WHAT YOU SHOULD DO: Repeat the items below, swapping each "52-week high" for "52-week peak" and leaving everything else unchanged.

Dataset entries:

========

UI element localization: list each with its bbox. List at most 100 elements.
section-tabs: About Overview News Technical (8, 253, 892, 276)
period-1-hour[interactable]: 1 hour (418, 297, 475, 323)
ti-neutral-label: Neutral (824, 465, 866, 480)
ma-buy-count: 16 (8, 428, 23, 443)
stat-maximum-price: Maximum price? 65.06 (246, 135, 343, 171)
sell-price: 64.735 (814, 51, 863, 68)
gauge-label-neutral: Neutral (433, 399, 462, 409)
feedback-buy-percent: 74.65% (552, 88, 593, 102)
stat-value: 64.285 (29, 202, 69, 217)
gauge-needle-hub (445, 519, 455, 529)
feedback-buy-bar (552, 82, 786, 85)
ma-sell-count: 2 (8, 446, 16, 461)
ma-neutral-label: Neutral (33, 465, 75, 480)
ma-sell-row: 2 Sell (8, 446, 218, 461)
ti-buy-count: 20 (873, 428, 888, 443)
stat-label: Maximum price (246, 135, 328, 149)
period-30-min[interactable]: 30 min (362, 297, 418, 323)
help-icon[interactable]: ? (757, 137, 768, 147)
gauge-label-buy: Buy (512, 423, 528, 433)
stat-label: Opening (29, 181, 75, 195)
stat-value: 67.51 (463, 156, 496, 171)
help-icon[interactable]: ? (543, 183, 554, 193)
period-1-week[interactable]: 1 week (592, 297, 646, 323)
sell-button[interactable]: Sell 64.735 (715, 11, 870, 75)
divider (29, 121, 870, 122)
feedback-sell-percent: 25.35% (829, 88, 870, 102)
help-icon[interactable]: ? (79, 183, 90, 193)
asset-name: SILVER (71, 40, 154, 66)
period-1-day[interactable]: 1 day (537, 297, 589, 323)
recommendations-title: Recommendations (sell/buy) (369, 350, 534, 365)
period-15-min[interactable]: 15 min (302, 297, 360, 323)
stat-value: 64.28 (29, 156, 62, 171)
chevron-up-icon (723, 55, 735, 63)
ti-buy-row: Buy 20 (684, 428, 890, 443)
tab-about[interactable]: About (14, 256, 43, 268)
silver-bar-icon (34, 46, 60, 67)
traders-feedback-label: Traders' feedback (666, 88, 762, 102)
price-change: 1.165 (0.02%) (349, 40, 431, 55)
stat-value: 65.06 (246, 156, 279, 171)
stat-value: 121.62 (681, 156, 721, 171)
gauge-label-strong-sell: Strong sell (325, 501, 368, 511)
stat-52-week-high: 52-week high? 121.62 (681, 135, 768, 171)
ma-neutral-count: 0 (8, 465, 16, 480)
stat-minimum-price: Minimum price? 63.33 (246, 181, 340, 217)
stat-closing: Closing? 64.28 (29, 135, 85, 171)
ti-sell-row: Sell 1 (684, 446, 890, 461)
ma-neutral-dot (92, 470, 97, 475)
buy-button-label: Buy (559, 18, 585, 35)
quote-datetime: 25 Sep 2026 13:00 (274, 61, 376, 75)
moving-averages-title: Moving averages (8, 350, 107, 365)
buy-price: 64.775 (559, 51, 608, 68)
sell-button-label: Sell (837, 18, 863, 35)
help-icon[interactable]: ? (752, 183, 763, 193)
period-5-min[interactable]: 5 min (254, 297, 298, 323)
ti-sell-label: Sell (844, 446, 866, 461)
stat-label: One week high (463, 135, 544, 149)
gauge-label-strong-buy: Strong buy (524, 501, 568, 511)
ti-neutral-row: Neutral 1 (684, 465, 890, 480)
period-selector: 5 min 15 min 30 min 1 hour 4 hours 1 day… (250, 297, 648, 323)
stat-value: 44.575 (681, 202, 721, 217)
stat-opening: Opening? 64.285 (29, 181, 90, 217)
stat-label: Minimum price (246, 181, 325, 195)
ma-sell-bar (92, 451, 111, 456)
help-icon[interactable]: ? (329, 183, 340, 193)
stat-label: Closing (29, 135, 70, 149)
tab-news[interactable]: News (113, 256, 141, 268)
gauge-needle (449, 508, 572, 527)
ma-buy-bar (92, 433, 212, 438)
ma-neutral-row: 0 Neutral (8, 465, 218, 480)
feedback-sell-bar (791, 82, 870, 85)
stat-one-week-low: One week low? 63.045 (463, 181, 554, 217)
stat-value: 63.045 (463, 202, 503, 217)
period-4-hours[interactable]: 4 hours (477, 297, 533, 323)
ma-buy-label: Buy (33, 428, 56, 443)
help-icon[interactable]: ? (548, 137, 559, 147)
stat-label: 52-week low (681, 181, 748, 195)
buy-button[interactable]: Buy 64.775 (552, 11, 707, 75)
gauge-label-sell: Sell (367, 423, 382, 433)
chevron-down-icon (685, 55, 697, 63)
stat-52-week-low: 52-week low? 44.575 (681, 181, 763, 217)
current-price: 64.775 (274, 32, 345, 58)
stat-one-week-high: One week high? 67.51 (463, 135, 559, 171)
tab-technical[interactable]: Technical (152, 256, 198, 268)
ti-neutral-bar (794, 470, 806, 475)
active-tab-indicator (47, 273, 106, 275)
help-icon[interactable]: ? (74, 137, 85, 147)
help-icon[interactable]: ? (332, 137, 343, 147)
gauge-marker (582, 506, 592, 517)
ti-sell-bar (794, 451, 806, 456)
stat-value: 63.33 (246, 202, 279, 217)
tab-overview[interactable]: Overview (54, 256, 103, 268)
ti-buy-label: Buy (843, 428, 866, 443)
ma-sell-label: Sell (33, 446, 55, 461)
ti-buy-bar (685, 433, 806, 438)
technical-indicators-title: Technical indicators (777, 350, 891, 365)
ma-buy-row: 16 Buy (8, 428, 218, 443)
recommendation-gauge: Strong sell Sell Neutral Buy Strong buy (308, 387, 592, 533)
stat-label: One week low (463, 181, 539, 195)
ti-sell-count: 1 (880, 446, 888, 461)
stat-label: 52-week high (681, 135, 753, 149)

========

TASK OUTPUT:
UI element localization: list each with its bbox. List at most 100 elements.
section-tabs: About Overview News Technical (8, 253, 892, 276)
period-1-hour[interactable]: 1 hour (418, 297, 475, 323)
ti-neutral-label: Neutral (824, 465, 866, 480)
ma-buy-count: 16 (8, 428, 23, 443)
stat-maximum-price: Maximum price? 65.06 (246, 135, 343, 171)
sell-price: 64.735 (814, 51, 863, 68)
gauge-label-neutral: Neutral (433, 399, 462, 409)
feedback-buy-percent: 74.65% (552, 88, 593, 102)
stat-value: 64.285 (29, 202, 69, 217)
gauge-needle-hub (445, 519, 455, 529)
feedback-buy-bar (552, 82, 786, 85)
ma-sell-count: 2 (8, 446, 16, 461)
ma-neutral-label: Neutral (33, 465, 75, 480)
ma-sell-row: 2 Sell (8, 446, 218, 461)
ti-buy-count: 20 (873, 428, 888, 443)
stat-label: Maximum price (246, 135, 328, 149)
period-30-min[interactable]: 30 min (362, 297, 418, 323)
help-icon[interactable]: ? (757, 137, 768, 147)
gauge-label-buy: Buy (512, 423, 528, 433)
stat-label: Opening (29, 181, 75, 195)
stat-value: 67.51 (463, 156, 496, 171)
help-icon[interactable]: ? (543, 183, 554, 193)
period-1-week[interactable]: 1 week (592, 297, 646, 323)
sell-button[interactable]: Sell 64.735 (715, 11, 870, 75)
divider (29, 121, 870, 122)
feedback-sell-percent: 25.35% (829, 88, 870, 102)
help-icon[interactable]: ? (79, 183, 90, 193)
asset-name: SILVER (71, 40, 154, 66)
period-1-day[interactable]: 1 day (537, 297, 589, 323)
recommendations-title: Recommendations (sell/buy) (369, 350, 534, 365)
period-15-min[interactable]: 15 min (302, 297, 360, 323)
stat-value: 64.28 (29, 156, 62, 171)
chevron-up-icon (723, 55, 735, 63)
ti-buy-row: Buy 20 (684, 428, 890, 443)
tab-about[interactable]: About (14, 256, 43, 268)
silver-bar-icon (34, 46, 60, 67)
traders-feedback-label: Traders' feedback (666, 88, 762, 102)
price-change: 1.165 (0.02%) (349, 40, 431, 55)
stat-value: 65.06 (246, 156, 279, 171)
stat-value: 121.62 (681, 156, 721, 171)
gauge-label-strong-sell: Strong sell (325, 501, 368, 511)
stat-52-week-high: 52-week peak? 121.62 (681, 135, 768, 171)
ma-neutral-count: 0 (8, 465, 16, 480)
stat-minimum-price: Minimum price? 63.33 (246, 181, 340, 217)
stat-closing: Closing? 64.28 (29, 135, 85, 171)
ti-sell-row: Sell 1 (684, 446, 890, 461)
ma-neutral-dot (92, 470, 97, 475)
buy-button-label: Buy (559, 18, 585, 35)
quote-datetime: 25 Sep 2026 13:00 (274, 61, 376, 75)
moving-averages-title: Moving averages (8, 350, 107, 365)
buy-price: 64.775 (559, 51, 608, 68)
sell-button-label: Sell (837, 18, 863, 35)
help-icon[interactable]: ? (752, 183, 763, 193)
period-5-min[interactable]: 5 min (254, 297, 298, 323)
ti-sell-label: Sell (844, 446, 866, 461)
stat-label: One week high (463, 135, 544, 149)
gauge-label-strong-buy: Strong buy (524, 501, 568, 511)
ti-neutral-row: Neutral 1 (684, 465, 890, 480)
period-selector: 5 min 15 min 30 min 1 hour 4 hours 1 day… (250, 297, 648, 323)
stat-value: 44.575 (681, 202, 721, 217)
stat-opening: Opening? 64.285 (29, 181, 90, 217)
stat-label: Minimum price (246, 181, 325, 195)
ma-sell-bar (92, 451, 111, 456)
help-icon[interactable]: ? (329, 183, 340, 193)
stat-label: Closing (29, 135, 70, 149)
tab-news[interactable]: News (113, 256, 141, 268)
gauge-needle (449, 508, 572, 527)
ma-buy-bar (92, 433, 212, 438)
ma-neutral-row: 0 Neutral (8, 465, 218, 480)
feedback-sell-bar (791, 82, 870, 85)
stat-one-week-low: One week low? 63.045 (463, 181, 554, 217)
stat-value: 63.045 (463, 202, 503, 217)
period-4-hours[interactable]: 4 hours (477, 297, 533, 323)
ma-buy-label: Buy (33, 428, 56, 443)
help-icon[interactable]: ? (548, 137, 559, 147)
stat-label: 52-week low (681, 181, 748, 195)
buy-button[interactable]: Buy 64.775 (552, 11, 707, 75)
gauge-label-sell: Sell (367, 423, 382, 433)
chevron-down-icon (685, 55, 697, 63)
stat-52-week-low: 52-week low? 44.575 (681, 181, 763, 217)
current-price: 64.775 (274, 32, 345, 58)
stat-one-week-high: One week high? 67.51 (463, 135, 559, 171)
tab-technical[interactable]: Technical (152, 256, 198, 268)
ti-neutral-bar (794, 470, 806, 475)
active-tab-indicator (47, 273, 106, 275)
help-icon[interactable]: ? (74, 137, 85, 147)
help-icon[interactable]: ? (332, 137, 343, 147)
gauge-marker (582, 506, 592, 517)
ti-sell-bar (794, 451, 806, 456)
stat-value: 63.33 (246, 202, 279, 217)
tab-overview[interactable]: Overview (54, 256, 103, 268)
ti-buy-label: Buy (843, 428, 866, 443)
ma-sell-label: Sell (33, 446, 55, 461)
ti-buy-bar (685, 433, 806, 438)
technical-indicators-title: Technical indicators (777, 350, 891, 365)
ma-buy-row: 16 Buy (8, 428, 218, 443)
recommendation-gauge: Strong sell Sell Neutral Buy Strong buy (308, 387, 592, 533)
stat-label: One week low (463, 181, 539, 195)
ti-sell-count: 1 (880, 446, 888, 461)
stat-label: 52-week peak (681, 135, 753, 149)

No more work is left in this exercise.